Your goal: Can you rewrite the records below with every "受试者" changed to "参与者" and nothing else altered?
#### Given data
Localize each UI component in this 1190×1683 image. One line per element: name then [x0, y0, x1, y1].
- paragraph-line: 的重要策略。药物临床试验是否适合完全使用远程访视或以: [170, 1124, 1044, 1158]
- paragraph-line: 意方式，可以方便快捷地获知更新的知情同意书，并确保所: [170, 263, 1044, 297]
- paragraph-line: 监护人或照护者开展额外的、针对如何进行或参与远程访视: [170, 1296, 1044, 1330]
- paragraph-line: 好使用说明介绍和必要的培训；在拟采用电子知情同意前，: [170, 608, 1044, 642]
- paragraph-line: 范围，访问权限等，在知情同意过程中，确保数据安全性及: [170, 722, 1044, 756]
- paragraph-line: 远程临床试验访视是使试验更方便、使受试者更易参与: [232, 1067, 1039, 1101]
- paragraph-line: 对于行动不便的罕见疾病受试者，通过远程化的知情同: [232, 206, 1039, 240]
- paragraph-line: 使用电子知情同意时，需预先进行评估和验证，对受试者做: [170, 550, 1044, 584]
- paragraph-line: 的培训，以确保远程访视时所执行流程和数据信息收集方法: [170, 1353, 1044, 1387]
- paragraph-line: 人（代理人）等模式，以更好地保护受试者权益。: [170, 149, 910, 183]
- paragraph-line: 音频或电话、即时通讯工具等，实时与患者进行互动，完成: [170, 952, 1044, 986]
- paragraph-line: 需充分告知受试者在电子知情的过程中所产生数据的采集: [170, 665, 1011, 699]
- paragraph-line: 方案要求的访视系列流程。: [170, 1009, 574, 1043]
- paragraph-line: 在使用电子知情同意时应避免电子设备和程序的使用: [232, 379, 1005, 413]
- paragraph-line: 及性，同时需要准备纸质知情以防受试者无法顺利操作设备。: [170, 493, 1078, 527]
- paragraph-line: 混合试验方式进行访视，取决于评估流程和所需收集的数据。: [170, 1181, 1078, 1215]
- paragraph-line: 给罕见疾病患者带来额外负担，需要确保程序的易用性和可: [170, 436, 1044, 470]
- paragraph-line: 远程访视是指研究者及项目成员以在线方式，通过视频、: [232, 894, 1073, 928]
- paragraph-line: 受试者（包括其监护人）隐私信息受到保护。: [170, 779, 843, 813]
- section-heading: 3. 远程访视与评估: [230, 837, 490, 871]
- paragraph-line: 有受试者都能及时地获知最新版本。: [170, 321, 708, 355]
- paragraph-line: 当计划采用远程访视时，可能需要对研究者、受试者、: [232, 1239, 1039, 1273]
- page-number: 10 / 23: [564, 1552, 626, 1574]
########
The solution:
Localize each UI component in this 1190×1683 image. One line per element: name then [x0, y0, x1, y1].
- paragraph-line: 的重要策略。药物临床试验是否适合完全使用远程访视或以: [170, 1124, 1044, 1158]
- paragraph-line: 意方式，可以方便快捷地获知更新的知情同意书，并确保所: [170, 263, 1044, 297]
- paragraph-line: 监护人或照护者开展额外的、针对如何进行或参与远程访视: [170, 1296, 1044, 1330]
- paragraph-line: 好使用说明介绍和必要的培训；在拟采用电子知情同意前，: [170, 608, 1044, 642]
- paragraph-line: 范围，访问权限等，在知情同意过程中，确保数据安全性及: [170, 722, 1044, 756]
- paragraph-line: 远程临床试验访视是使试验更方便、使参与者更易参与: [232, 1067, 1039, 1101]
- paragraph-line: 对于行动不便的罕见疾病参与者，通过远程化的知情同: [232, 206, 1039, 240]
- paragraph-line: 使用电子知情同意时，需预先进行评估和验证，对参与者做: [170, 550, 1044, 584]
- paragraph-line: 的培训，以确保远程访视时所执行流程和数据信息收集方法: [170, 1353, 1044, 1387]
- paragraph-line: 人（代理人）等模式，以更好地保护参与者权益。: [170, 149, 910, 183]
- paragraph-line: 音频或电话、即时通讯工具等，实时与患者进行互动，完成: [170, 952, 1044, 986]
- paragraph-line: 需充分告知参与者在电子知情的过程中所产生数据的采集: [170, 665, 1011, 699]
- paragraph-line: 方案要求的访视系列流程。: [170, 1009, 574, 1043]
- paragraph-line: 在使用电子知情同意时应避免电子设备和程序的使用: [232, 379, 1005, 413]
- paragraph-line: 及性，同时需要准备纸质知情以防参与者无法顺利操作设备。: [170, 493, 1078, 527]
- paragraph-line: 混合试验方式进行访视，取决于评估流程和所需收集的数据。: [170, 1181, 1078, 1215]
- paragraph-line: 给罕见疾病患者带来额外负担，需要确保程序的易用性和可: [170, 436, 1044, 470]
- paragraph-line: 远程访视是指研究者及项目成员以在线方式，通过视频、: [232, 894, 1073, 928]
- paragraph-line: 参与者（包括其监护人）隐私信息受到保护。: [170, 779, 843, 813]
- section-heading: 3. 远程访视与评估: [230, 837, 490, 871]
- paragraph-line: 有参与者都能及时地获知最新版本。: [170, 321, 708, 355]
- paragraph-line: 当计划采用远程访视时，可能需要对研究者、参与者、: [232, 1239, 1039, 1273]
- page-number: 10 / 23: [564, 1552, 626, 1574]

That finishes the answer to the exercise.